ZU ERLEDIGENDE AUFGABE: Bitte nenne anhand des Textes „Die Familie kommt zuerst“, worauf die erzählende Person zu Beginn einer neuen Woche einen bangen Blick warf.

2010
Die Familie kommt zuerst
Februar 2010


Heim und Familie

Die Familie kommt zuerst

Ich wusste, dass wir mit unseren vielen Terminen nicht mehr Schritt halten konnten. Was konnten wir ändern?

Eine neue Woche begann, und ich warf einen bangen Blick auf den Familienkalender. Wie sollten wir bloß all den Verpflichtungen nachkommen, die dort eingetragen waren?

(Einträge dazu, wo Elemente erscheinen)
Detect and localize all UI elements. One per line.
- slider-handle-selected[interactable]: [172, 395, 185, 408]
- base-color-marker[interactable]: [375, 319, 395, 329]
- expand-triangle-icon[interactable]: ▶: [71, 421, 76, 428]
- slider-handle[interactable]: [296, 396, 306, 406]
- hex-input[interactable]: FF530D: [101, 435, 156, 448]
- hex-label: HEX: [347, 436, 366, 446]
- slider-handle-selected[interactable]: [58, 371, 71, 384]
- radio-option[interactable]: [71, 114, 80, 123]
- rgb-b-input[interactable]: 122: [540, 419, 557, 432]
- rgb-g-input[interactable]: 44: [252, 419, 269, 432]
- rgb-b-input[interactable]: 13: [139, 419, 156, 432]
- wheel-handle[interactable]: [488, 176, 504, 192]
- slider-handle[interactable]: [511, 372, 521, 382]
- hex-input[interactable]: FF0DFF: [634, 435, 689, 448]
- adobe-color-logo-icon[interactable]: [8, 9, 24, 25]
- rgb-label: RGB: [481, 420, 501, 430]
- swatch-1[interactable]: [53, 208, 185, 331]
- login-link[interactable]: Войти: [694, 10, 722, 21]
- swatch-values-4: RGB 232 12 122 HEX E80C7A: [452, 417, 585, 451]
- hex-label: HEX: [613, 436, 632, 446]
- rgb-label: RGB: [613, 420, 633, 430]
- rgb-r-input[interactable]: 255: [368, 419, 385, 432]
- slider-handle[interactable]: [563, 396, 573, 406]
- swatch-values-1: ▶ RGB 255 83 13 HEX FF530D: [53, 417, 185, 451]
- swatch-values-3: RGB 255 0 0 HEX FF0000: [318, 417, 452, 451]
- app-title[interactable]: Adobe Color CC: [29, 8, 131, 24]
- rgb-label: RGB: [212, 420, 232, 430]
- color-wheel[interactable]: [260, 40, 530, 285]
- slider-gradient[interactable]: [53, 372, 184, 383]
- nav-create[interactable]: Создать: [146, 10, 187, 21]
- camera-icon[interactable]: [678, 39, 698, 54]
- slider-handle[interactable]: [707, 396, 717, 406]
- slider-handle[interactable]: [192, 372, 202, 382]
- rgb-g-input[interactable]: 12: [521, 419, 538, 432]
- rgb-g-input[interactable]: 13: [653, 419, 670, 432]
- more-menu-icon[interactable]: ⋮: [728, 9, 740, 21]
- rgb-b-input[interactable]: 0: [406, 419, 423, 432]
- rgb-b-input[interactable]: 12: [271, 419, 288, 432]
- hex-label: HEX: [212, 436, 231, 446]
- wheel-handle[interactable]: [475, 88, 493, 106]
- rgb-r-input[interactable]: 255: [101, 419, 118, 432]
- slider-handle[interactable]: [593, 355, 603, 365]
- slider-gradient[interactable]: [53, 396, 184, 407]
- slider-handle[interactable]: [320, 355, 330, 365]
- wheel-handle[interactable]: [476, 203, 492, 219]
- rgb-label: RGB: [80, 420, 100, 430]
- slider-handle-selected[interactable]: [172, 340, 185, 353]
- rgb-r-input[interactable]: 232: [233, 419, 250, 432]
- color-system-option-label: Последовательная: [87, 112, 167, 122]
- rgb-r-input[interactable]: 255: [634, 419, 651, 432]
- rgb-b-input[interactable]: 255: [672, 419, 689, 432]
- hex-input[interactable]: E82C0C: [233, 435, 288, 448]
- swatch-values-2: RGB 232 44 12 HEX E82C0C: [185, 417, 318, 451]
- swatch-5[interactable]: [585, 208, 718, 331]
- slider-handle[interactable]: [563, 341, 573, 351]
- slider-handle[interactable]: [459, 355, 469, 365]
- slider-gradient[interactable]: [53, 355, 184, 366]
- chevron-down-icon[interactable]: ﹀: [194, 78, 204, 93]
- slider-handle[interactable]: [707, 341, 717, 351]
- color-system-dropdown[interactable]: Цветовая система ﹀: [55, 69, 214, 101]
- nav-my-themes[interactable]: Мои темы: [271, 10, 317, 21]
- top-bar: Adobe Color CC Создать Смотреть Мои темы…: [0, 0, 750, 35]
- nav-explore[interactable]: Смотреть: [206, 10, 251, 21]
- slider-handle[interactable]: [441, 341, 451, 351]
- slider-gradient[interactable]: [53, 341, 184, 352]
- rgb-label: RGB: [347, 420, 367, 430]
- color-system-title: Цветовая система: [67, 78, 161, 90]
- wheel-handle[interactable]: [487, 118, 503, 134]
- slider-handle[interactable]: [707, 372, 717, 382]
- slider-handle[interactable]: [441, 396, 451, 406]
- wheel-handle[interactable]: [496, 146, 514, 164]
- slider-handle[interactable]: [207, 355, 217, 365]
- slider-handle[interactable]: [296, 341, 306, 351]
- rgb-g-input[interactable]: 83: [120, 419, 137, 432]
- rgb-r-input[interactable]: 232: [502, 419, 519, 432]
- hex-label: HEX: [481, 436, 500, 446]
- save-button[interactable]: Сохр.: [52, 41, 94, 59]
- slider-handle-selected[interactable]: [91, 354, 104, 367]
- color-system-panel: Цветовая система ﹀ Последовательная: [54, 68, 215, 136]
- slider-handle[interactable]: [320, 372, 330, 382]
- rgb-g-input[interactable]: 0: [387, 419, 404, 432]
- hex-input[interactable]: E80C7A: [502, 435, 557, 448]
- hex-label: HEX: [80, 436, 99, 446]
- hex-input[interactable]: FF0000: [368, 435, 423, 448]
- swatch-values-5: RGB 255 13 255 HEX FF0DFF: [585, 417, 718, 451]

ANTWORT ZUR AUFGABE: Auf den Familienkalender.